"""

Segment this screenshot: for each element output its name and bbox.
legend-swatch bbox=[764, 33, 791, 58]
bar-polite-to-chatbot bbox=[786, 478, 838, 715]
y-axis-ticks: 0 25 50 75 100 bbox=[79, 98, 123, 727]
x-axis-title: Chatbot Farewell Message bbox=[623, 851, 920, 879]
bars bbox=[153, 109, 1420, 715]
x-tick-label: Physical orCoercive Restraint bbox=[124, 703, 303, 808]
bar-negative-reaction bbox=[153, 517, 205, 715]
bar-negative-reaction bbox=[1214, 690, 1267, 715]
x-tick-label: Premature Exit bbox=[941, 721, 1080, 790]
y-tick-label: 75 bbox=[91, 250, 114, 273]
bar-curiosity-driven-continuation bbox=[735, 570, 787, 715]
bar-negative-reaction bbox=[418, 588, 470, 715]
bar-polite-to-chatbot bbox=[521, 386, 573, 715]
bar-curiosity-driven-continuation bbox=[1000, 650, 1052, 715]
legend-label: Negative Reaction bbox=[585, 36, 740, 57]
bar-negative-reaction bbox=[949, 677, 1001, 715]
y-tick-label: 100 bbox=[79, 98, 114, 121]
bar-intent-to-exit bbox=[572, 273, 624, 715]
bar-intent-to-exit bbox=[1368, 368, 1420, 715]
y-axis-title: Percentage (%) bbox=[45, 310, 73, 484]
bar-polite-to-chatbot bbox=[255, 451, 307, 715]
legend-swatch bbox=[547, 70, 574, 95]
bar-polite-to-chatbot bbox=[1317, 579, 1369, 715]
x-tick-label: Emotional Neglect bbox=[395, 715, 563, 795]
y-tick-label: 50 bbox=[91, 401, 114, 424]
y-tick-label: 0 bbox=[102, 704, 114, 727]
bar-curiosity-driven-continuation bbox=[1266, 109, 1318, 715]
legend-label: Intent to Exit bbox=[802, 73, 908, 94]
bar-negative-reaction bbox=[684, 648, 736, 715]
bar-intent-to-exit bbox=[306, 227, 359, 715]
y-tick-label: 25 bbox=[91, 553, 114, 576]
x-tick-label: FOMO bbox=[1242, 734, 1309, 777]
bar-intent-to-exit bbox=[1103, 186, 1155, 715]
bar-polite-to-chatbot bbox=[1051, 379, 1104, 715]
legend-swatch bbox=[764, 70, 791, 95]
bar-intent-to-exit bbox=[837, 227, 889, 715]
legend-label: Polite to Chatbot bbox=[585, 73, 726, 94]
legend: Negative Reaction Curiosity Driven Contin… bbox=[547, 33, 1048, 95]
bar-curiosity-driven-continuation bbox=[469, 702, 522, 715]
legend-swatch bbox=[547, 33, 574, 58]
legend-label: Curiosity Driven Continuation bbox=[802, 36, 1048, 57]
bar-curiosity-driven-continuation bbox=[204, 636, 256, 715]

"""

Reproduce every one of the records above, line for line, without altering any character.

Segment this screenshot: for each element output its name and bbox.
legend-swatch bbox=[764, 33, 791, 58]
bar-polite-to-chatbot bbox=[786, 478, 838, 715]
y-axis-ticks: 0 25 50 75 100 bbox=[79, 98, 123, 727]
x-axis-title: Chatbot Farewell Message bbox=[623, 851, 920, 879]
bars bbox=[153, 109, 1420, 715]
x-tick-label: Physical orCoercive Restraint bbox=[124, 703, 303, 808]
bar-negative-reaction bbox=[153, 517, 205, 715]
bar-negative-reaction bbox=[1214, 690, 1267, 715]
x-tick-label: Premature Exit bbox=[941, 721, 1080, 790]
y-tick-label: 75 bbox=[91, 250, 114, 273]
bar-curiosity-driven-continuation bbox=[735, 570, 787, 715]
bar-negative-reaction bbox=[418, 588, 470, 715]
bar-polite-to-chatbot bbox=[521, 386, 573, 715]
bar-curiosity-driven-continuation bbox=[1000, 650, 1052, 715]
legend-label: Negative Reaction bbox=[585, 36, 740, 57]
bar-negative-reaction bbox=[949, 677, 1001, 715]
y-tick-label: 100 bbox=[79, 98, 114, 121]
bar-intent-to-exit bbox=[572, 273, 624, 715]
bar-intent-to-exit bbox=[1368, 368, 1420, 715]
y-axis-title: Percentage (%) bbox=[45, 310, 73, 484]
bar-polite-to-chatbot bbox=[255, 451, 307, 715]
legend-swatch bbox=[547, 70, 574, 95]
bar-polite-to-chatbot bbox=[1317, 579, 1369, 715]
x-tick-label: Emotional Neglect bbox=[395, 715, 563, 795]
y-tick-label: 50 bbox=[91, 401, 114, 424]
y-tick-label: 0 bbox=[102, 704, 114, 727]
bar-curiosity-driven-continuation bbox=[1266, 109, 1318, 715]
legend-label: Intent to Exit bbox=[802, 73, 908, 94]
bar-negative-reaction bbox=[684, 648, 736, 715]
bar-intent-to-exit bbox=[306, 227, 359, 715]
y-tick-label: 25 bbox=[91, 553, 114, 576]
x-tick-label: FOMO bbox=[1242, 734, 1309, 777]
bar-intent-to-exit bbox=[1103, 186, 1155, 715]
bar-polite-to-chatbot bbox=[1051, 379, 1104, 715]
legend-swatch bbox=[764, 70, 791, 95]
bar-intent-to-exit bbox=[837, 227, 889, 715]
legend-label: Polite to Chatbot bbox=[585, 73, 726, 94]
legend: Negative Reaction Curiosity Driven Contin… bbox=[547, 33, 1048, 95]
bar-curiosity-driven-continuation bbox=[469, 702, 522, 715]
legend-swatch bbox=[547, 33, 574, 58]
legend-label: Curiosity Driven Continuation bbox=[802, 36, 1048, 57]
bar-curiosity-driven-continuation bbox=[204, 636, 256, 715]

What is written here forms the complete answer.